- _SHORT TASK_:
Give these lines again with "screenshot" switched to "screen capture" throughout and everything else unchanged, leaving the pictures out.

- _RECORDS FOR THIS EXERCISE_:
********************
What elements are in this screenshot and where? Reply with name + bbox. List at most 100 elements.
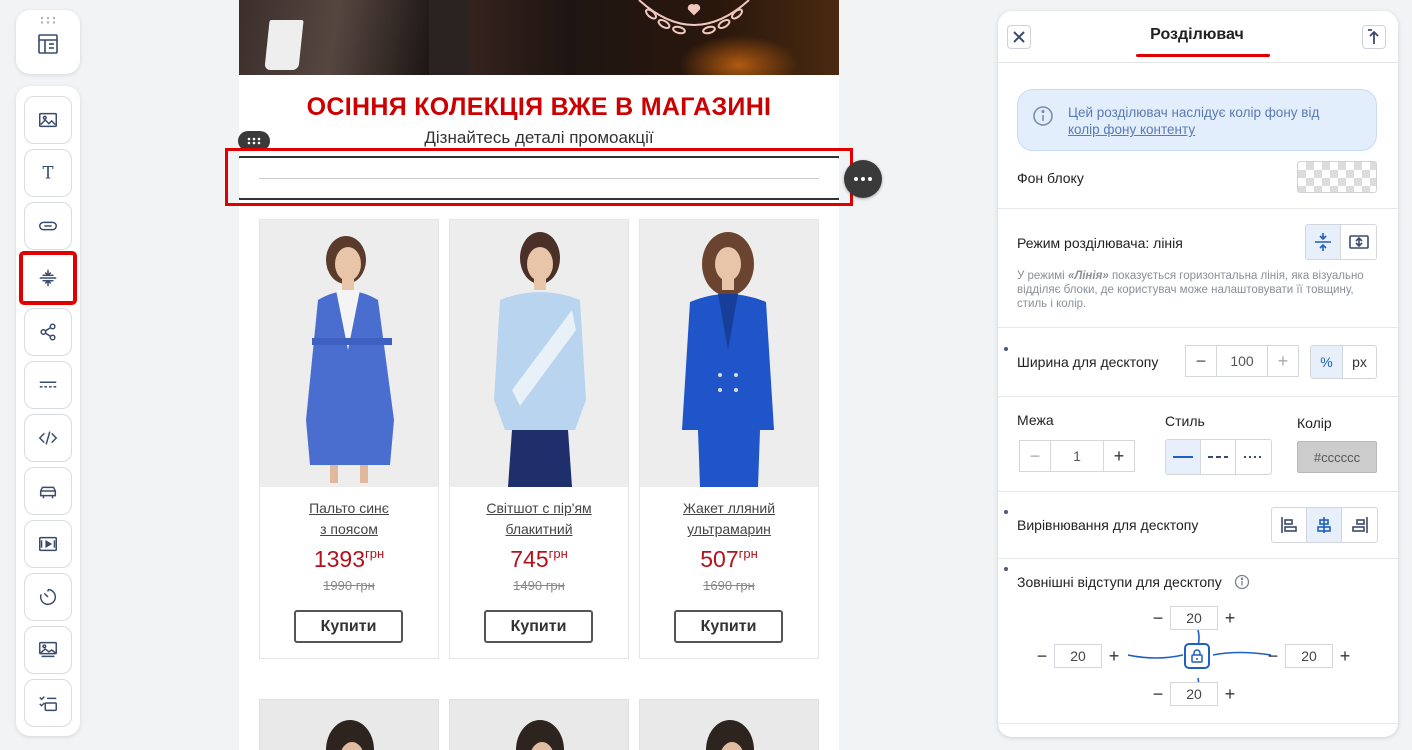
margin-right-value[interactable]: 20 — [1285, 644, 1333, 668]
align-right-icon — [1351, 517, 1368, 533]
margin-left-decrease-button[interactable]: − — [1030, 644, 1054, 668]
unit-percent-button[interactable]: % — [1311, 346, 1343, 378]
email-canvas[interactable]: ОСІННЯ КОЛЕКЦІЯ ВЖЕ В МАГАЗИНІ Дізнайтес… — [239, 0, 839, 750]
border-increase-button[interactable]: + — [1103, 440, 1135, 472]
text-icon: T — [42, 164, 53, 183]
product-name[interactable]: Пальто синє з поясом — [260, 498, 438, 540]
title-highlight — [1136, 54, 1270, 57]
border-value[interactable]: 1 — [1051, 440, 1103, 472]
product-card[interactable]: Жакет лляний ультрамарин 507грн 1690 грн … — [639, 219, 819, 659]
buy-button[interactable]: Купити — [484, 610, 593, 643]
checklist-block-button[interactable] — [24, 679, 72, 727]
hero-hand-image — [429, 0, 469, 75]
button-block-button[interactable] — [24, 202, 72, 250]
responsive-dot — [1004, 510, 1008, 514]
dashed-line-icon — [1208, 456, 1228, 458]
social-block-button[interactable] — [24, 308, 72, 356]
border-decrease-button[interactable]: − — [1019, 440, 1051, 472]
move-up-button[interactable] — [1362, 25, 1386, 49]
product-price: 507грн — [700, 546, 758, 572]
style-label: Стиль — [1165, 413, 1205, 429]
margin-bottom-value[interactable]: 20 — [1170, 682, 1218, 706]
product-card-next[interactable] — [259, 699, 439, 750]
bg-color-swatch[interactable] — [1297, 161, 1377, 193]
separator — [998, 208, 1398, 209]
product-card-next[interactable] — [639, 699, 819, 750]
timer-block-button[interactable] — [24, 573, 72, 621]
video-block-button[interactable] — [24, 520, 72, 568]
block-toolbar: T — [16, 86, 80, 736]
unit-px-button[interactable]: px — [1343, 346, 1376, 378]
margin-bottom-increase-button[interactable]: + — [1218, 682, 1242, 706]
dotted-line-icon — [1243, 456, 1264, 458]
headline[interactable]: ОСІННЯ КОЛЕКЦІЯ ВЖЕ В МАГАЗИНІ — [239, 93, 839, 122]
margin-right-decrease-button[interactable]: − — [1261, 644, 1285, 668]
margin-left-increase-button[interactable]: + — [1102, 644, 1126, 668]
style-solid-button[interactable] — [1166, 440, 1201, 474]
line-spacing-icon — [1315, 233, 1331, 251]
image-icon — [39, 112, 57, 128]
info-icon[interactable] — [1234, 574, 1250, 590]
coffee-cup-image — [264, 20, 304, 70]
drag-grip-icon — [247, 137, 261, 145]
hero-image[interactable] — [239, 0, 839, 75]
selected-block-highlight — [225, 148, 853, 206]
wreath-ornament-icon — [638, 0, 750, 35]
align-left-button[interactable] — [1272, 508, 1307, 542]
margin-bottom-decrease-button[interactable]: − — [1146, 682, 1170, 706]
margin-left-value[interactable]: 20 — [1054, 644, 1102, 668]
subheadline[interactable]: Дізнайтесь деталі промоакції — [239, 128, 839, 148]
align-right-button[interactable] — [1342, 508, 1377, 542]
product-name[interactable]: Світшот с пір'ям блакитний — [450, 498, 628, 540]
layout-icon[interactable] — [36, 32, 60, 56]
align-left-icon — [1281, 517, 1297, 533]
color-input[interactable]: #cccccc — [1297, 441, 1377, 473]
margin-left-stepper: − 20 + — [1030, 644, 1126, 668]
separator — [998, 327, 1398, 328]
width-value[interactable]: 100 — [1217, 345, 1267, 377]
menu-block-button[interactable] — [24, 361, 72, 409]
mode-label: Режим розділювача: лінія — [1017, 235, 1183, 251]
banner-block-button[interactable] — [24, 626, 72, 674]
product-card-next[interactable] — [449, 699, 629, 750]
text-block-button[interactable]: T — [24, 149, 72, 197]
margin-top-value[interactable]: 20 — [1170, 606, 1218, 630]
margin-lock-button[interactable] — [1184, 643, 1210, 669]
separator — [998, 723, 1398, 724]
video-icon — [39, 536, 57, 552]
margin-top-decrease-button[interactable]: − — [1146, 606, 1170, 630]
product-card[interactable]: Світшот с пір'ям блакитний 745грн 1490 гр… — [449, 219, 629, 659]
product-block-button[interactable] — [24, 467, 72, 515]
style-dotted-button[interactable] — [1236, 440, 1271, 474]
mode-space-button[interactable] — [1341, 225, 1376, 259]
solid-line-icon — [1173, 456, 1193, 458]
width-decrease-button[interactable]: − — [1185, 345, 1217, 377]
width-increase-button[interactable]: + — [1267, 345, 1299, 377]
settings-panel: Розділювач Цей розділювач наслідує колір… — [998, 11, 1398, 737]
info-icon — [1033, 106, 1053, 126]
product-card[interactable]: Пальто синє з поясом 1393грн 1990 грн Куп… — [259, 219, 439, 659]
width-label: Ширина для десктопу — [1017, 354, 1159, 370]
product-photo — [640, 220, 818, 487]
width-unit-toggle: % px — [1310, 345, 1377, 379]
timer-icon — [39, 588, 57, 605]
block-more-button[interactable] — [844, 160, 882, 198]
separator — [998, 491, 1398, 492]
drag-grip-icon[interactable] — [40, 16, 56, 24]
mode-line-button[interactable] — [1306, 225, 1341, 259]
html-block-button[interactable] — [24, 414, 72, 462]
divider-block-button[interactable] — [19, 251, 77, 305]
menu-lines-icon — [39, 381, 57, 388]
share-icon — [40, 323, 56, 341]
separator — [998, 558, 1398, 559]
product-name[interactable]: Жакет лляний ультрамарин — [640, 498, 818, 540]
image-block-button[interactable] — [24, 96, 72, 144]
margin-top-increase-button[interactable]: + — [1218, 606, 1242, 630]
margin-right-increase-button[interactable]: + — [1333, 644, 1357, 668]
color-label: Колір — [1297, 415, 1332, 431]
content-bg-link[interactable]: колір фону контенту — [1068, 122, 1195, 137]
buy-button[interactable]: Купити — [674, 610, 783, 643]
align-center-button[interactable] — [1307, 508, 1342, 542]
buy-button[interactable]: Купити — [294, 610, 403, 643]
style-dashed-button[interactable] — [1201, 440, 1236, 474]
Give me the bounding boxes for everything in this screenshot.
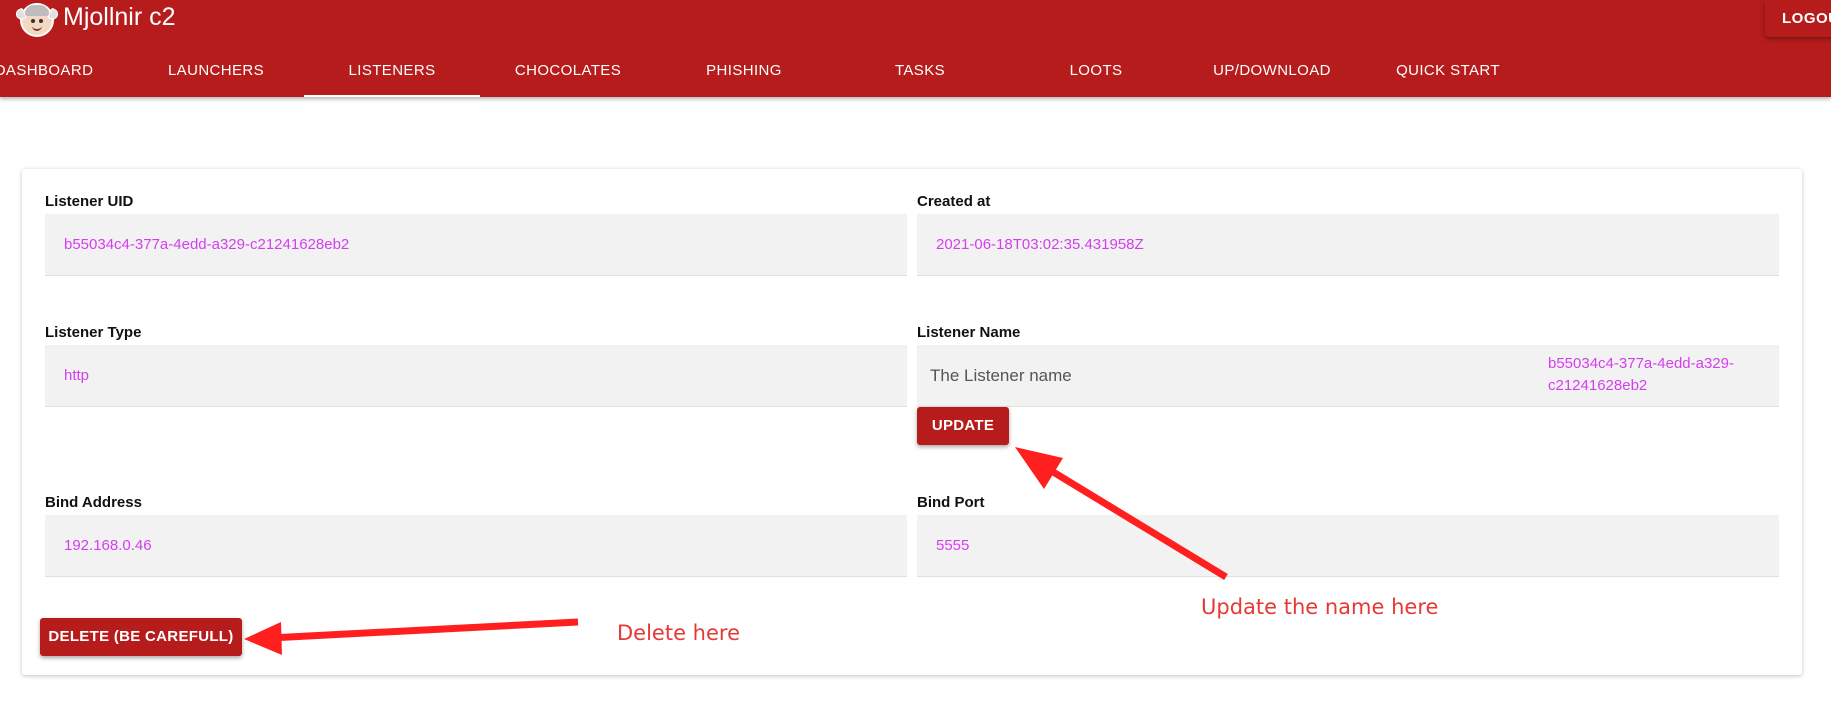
delete-arrow-head: [244, 622, 282, 655]
delete-annotation: Delete here: [617, 621, 740, 645]
update-arrow-line: [1043, 464, 1228, 580]
annotation-arrows: [244, 447, 1228, 655]
update-arrow-head: [1015, 447, 1063, 489]
update-annotation: Update the name here: [1201, 595, 1439, 619]
delete-arrow-line: [269, 618, 579, 642]
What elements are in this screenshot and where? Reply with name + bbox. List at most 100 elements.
********************
- _FINISHED EXERCISE_:
What elements are in this screen capture and where? Reply with name + bbox. List at most 100 elements.
margin-right-value[interactable]: 20 — [1285, 644, 1333, 668]
align-right-icon — [1351, 517, 1368, 533]
margin-left-decrease-button[interactable]: − — [1030, 644, 1054, 668]
unit-percent-button[interactable]: % — [1311, 346, 1343, 378]
email-canvas[interactable]: ОСІННЯ КОЛЕКЦІЯ ВЖЕ В МАГАЗИНІ Дізнайтес… — [239, 0, 839, 750]
border-increase-button[interactable]: + — [1103, 440, 1135, 472]
text-icon: T — [42, 164, 53, 183]
product-name[interactable]: Пальто синє з поясом — [260, 498, 438, 540]
title-highlight — [1136, 54, 1270, 57]
border-value[interactable]: 1 — [1051, 440, 1103, 472]
product-card[interactable]: Жакет лляний ультрамарин 507грн 1690 грн … — [639, 219, 819, 659]
buy-button[interactable]: Купити — [484, 610, 593, 643]
checklist-block-button[interactable] — [24, 679, 72, 727]
hero-hand-image — [429, 0, 469, 75]
button-block-button[interactable] — [24, 202, 72, 250]
responsive-dot — [1004, 510, 1008, 514]
dashed-line-icon — [1208, 456, 1228, 458]
social-block-button[interactable] — [24, 308, 72, 356]
border-decrease-button[interactable]: − — [1019, 440, 1051, 472]
move-up-button[interactable] — [1362, 25, 1386, 49]
product-price: 507грн — [700, 546, 758, 572]
style-label: Стиль — [1165, 413, 1205, 429]
margin-bottom-value[interactable]: 20 — [1170, 682, 1218, 706]
product-card-next[interactable] — [259, 699, 439, 750]
bg-color-swatch[interactable] — [1297, 161, 1377, 193]
separator — [998, 208, 1398, 209]
product-card-next[interactable] — [639, 699, 819, 750]
timer-block-button[interactable] — [24, 573, 72, 621]
video-block-button[interactable] — [24, 520, 72, 568]
block-toolbar: T — [16, 86, 80, 736]
unit-px-button[interactable]: px — [1343, 346, 1376, 378]
margin-bottom-increase-button[interactable]: + — [1218, 682, 1242, 706]
dotted-line-icon — [1243, 456, 1264, 458]
headline[interactable]: ОСІННЯ КОЛЕКЦІЯ ВЖЕ В МАГАЗИНІ — [239, 93, 839, 122]
margin-right-decrease-button[interactable]: − — [1261, 644, 1285, 668]
margin-left-increase-button[interactable]: + — [1102, 644, 1126, 668]
style-solid-button[interactable] — [1166, 440, 1201, 474]
line-spacing-icon — [1315, 233, 1331, 251]
image-icon — [39, 112, 57, 128]
info-icon[interactable] — [1234, 574, 1250, 590]
coffee-cup-image — [264, 20, 304, 70]
drag-grip-icon — [247, 137, 261, 145]
hero-image[interactable] — [239, 0, 839, 75]
selected-block-highlight — [225, 148, 853, 206]
wreath-ornament-icon — [638, 0, 750, 35]
align-left-button[interactable] — [1272, 508, 1307, 542]
margin-bottom-decrease-button[interactable]: − — [1146, 682, 1170, 706]
margin-left-value[interactable]: 20 — [1054, 644, 1102, 668]
subheadline[interactable]: Дізнайтесь деталі промоакції — [239, 128, 839, 148]
align-right-button[interactable] — [1342, 508, 1377, 542]
product-name[interactable]: Світшот с пір'ям блакитний — [450, 498, 628, 540]
layout-icon[interactable] — [36, 32, 60, 56]
align-left-icon — [1281, 517, 1297, 533]
color-input[interactable]: #cccccc — [1297, 441, 1377, 473]
margin-left-stepper: − 20 + — [1030, 644, 1126, 668]
separator — [998, 327, 1398, 328]
width-value[interactable]: 100 — [1217, 345, 1267, 377]
menu-block-button[interactable] — [24, 361, 72, 409]
mode-label: Режим розділювача: лінія — [1017, 235, 1183, 251]
banner-block-button[interactable] — [24, 626, 72, 674]
product-card-next[interactable] — [449, 699, 629, 750]
text-block-button[interactable]: T — [24, 149, 72, 197]
margin-top-value[interactable]: 20 — [1170, 606, 1218, 630]
margin-lock-button[interactable] — [1184, 643, 1210, 669]
separator — [998, 723, 1398, 724]
video-icon — [39, 536, 57, 552]
margin-top-decrease-button[interactable]: − — [1146, 606, 1170, 630]
product-card[interactable]: Світшот с пір'ям блакитний 745грн 1490 гр… — [449, 219, 629, 659]
product-block-button[interactable] — [24, 467, 72, 515]
style-dotted-button[interactable] — [1236, 440, 1271, 474]
mode-space-button[interactable] — [1341, 225, 1376, 259]
solid-line-icon — [1173, 456, 1193, 458]
width-decrease-button[interactable]: − — [1185, 345, 1217, 377]
width-increase-button[interactable]: + — [1267, 345, 1299, 377]
settings-panel: Розділювач Цей розділювач наслідує колір… — [998, 11, 1398, 737]
info-icon — [1033, 106, 1053, 126]
product-card[interactable]: Пальто синє з поясом 1393грн 1990 грн Куп… — [259, 219, 439, 659]
width-label: Ширина для десктопу — [1017, 354, 1159, 370]
product-photo — [640, 220, 818, 487]
width-unit-toggle: % px — [1310, 345, 1377, 379]
timer-icon — [39, 588, 57, 605]
block-more-button[interactable] — [844, 160, 882, 198]
separator — [998, 491, 1398, 492]
drag-grip-icon[interactable] — [40, 16, 56, 24]
mode-line-button[interactable] — [1306, 225, 1341, 259]
html-block-button[interactable] — [24, 414, 72, 462]
divider-block-button[interactable] — [19, 251, 77, 305]
menu-lines-icon — [39, 381, 57, 388]
share-icon — [40, 323, 56, 341]
separator — [998, 558, 1398, 559]
product-name[interactable]: Жакет лляний ультрамарин — [640, 498, 818, 540]
image-block-button[interactable] — [24, 96, 72, 144]
margin-top-increase-button[interactable]: + — [1218, 606, 1242, 630]
margin-right-increase-button[interactable]: + — [1333, 644, 1357, 668]
color-label: Колір — [1297, 415, 1332, 431]
content-bg-link[interactable]: колір фону контенту — [1068, 122, 1195, 137]
buy-button[interactable]: Купити — [674, 610, 783, 643]
align-center-button[interactable] — [1307, 508, 1342, 542]
buy-button[interactable]: Купити — [294, 610, 403, 643]
style-dashed-button[interactable] — [1201, 440, 1236, 474]
Give me the bounding boxes for everything in this screen capture.
delete-arrow-head: [244, 622, 282, 655]
delete-annotation: Delete here: [617, 621, 740, 645]
update-arrow-line: [1043, 464, 1228, 580]
annotation-arrows: [244, 447, 1228, 655]
update-arrow-head: [1015, 447, 1063, 489]
update-annotation: Update the name here: [1201, 595, 1439, 619]
delete-arrow-line: [269, 618, 579, 642]
What elements are in this screen capture and where? Reply with name + bbox. List at most 100 elements.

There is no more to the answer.